- BRIEF:
Isolate every line in the records below with "image" in it.

(Collected data entries)
☆ ☆ ☆
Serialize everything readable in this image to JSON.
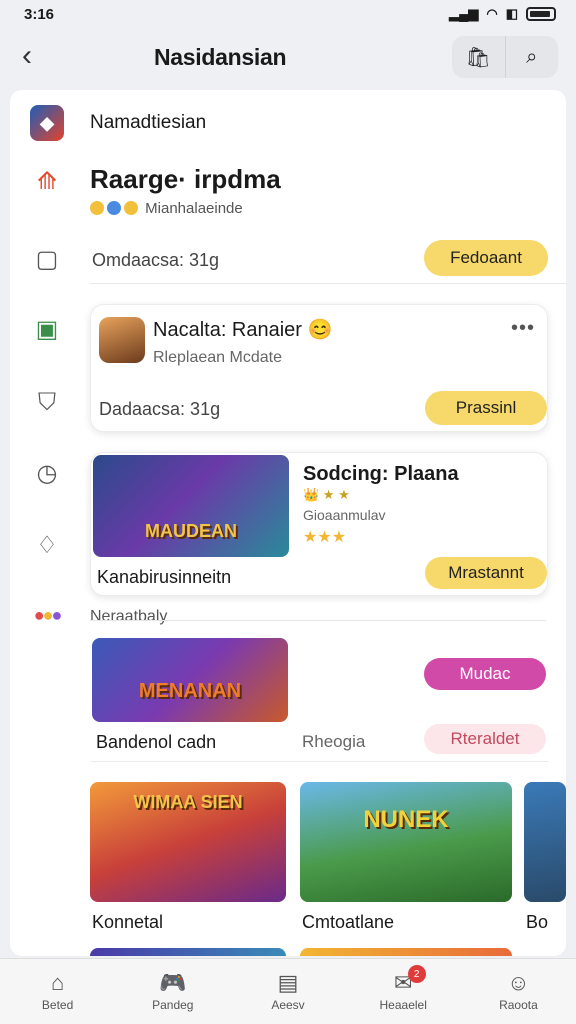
{
  "status": {
    "time": "3:16",
    "signal": "▂▄▆",
    "wifi": "◠",
    "network": "◧"
  },
  "header": {
    "back": "‹",
    "title": "Nasidansian",
    "bag_icon": "🛍",
    "search_icon": "⌕"
  },
  "side_rail": [
    "app-logo",
    "chart-icon",
    "image-icon",
    "shield-icon",
    "clock-icon",
    "bell-icon",
    "dots-icon"
  ],
  "top": {
    "label": "Namadtiesian",
    "title": "Raarge· irpdma",
    "badges": "Mianhalaeinde",
    "sub": "Omdaacsa: 31g",
    "button": "Fedoaant"
  },
  "card1": {
    "title": "Nacalta: Ranaier",
    "emoji": "😊",
    "sub": "Rleplaean Mcdate",
    "more": "•••",
    "meta": "Dadaacsa: 31g",
    "button": "Prassinl"
  },
  "card2": {
    "thumb_text": "MAUDEAN",
    "title": "Sodcing: Plaana",
    "rating_text": "👑 ★ ★",
    "sub": "Gioaanmulav",
    "stars": "★★★",
    "caption": "Kanabirusinneitn",
    "button": "Mrastannt"
  },
  "section": {
    "label": "Neraatbaly"
  },
  "card3": {
    "thumb_text": "MENANAN",
    "caption": "Bandenol cadn",
    "mid": "Rheogia",
    "button_magenta": "Mudac",
    "button_pink": "Rteraldet"
  },
  "grid": [
    {
      "thumb_text": "WIMAA SIEN",
      "caption": "Konnetal"
    },
    {
      "thumb_text": "NUNEK",
      "caption": "Cmtoatlane"
    },
    {
      "caption": "Bo"
    }
  ],
  "bottom_nav": [
    {
      "label": "Beted",
      "icon": "⌂"
    },
    {
      "label": "Pandeg",
      "icon": "🎮"
    },
    {
      "label": "Aeesv",
      "icon": "▤"
    },
    {
      "label": "Heaaelel",
      "icon": "✉",
      "badge": "2"
    },
    {
      "label": "Raoota",
      "icon": "☺"
    }
  ],
  "colors": {
    "accent_yellow": "#f7d86a",
    "accent_magenta": "#d24aa8",
    "accent_pink": "#fde6ea"
  }
}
☆ ☆ ☆
- ANSWER TO THIS PROBLEM:
Serialize everything readable in this image to JSON.
    "image-icon",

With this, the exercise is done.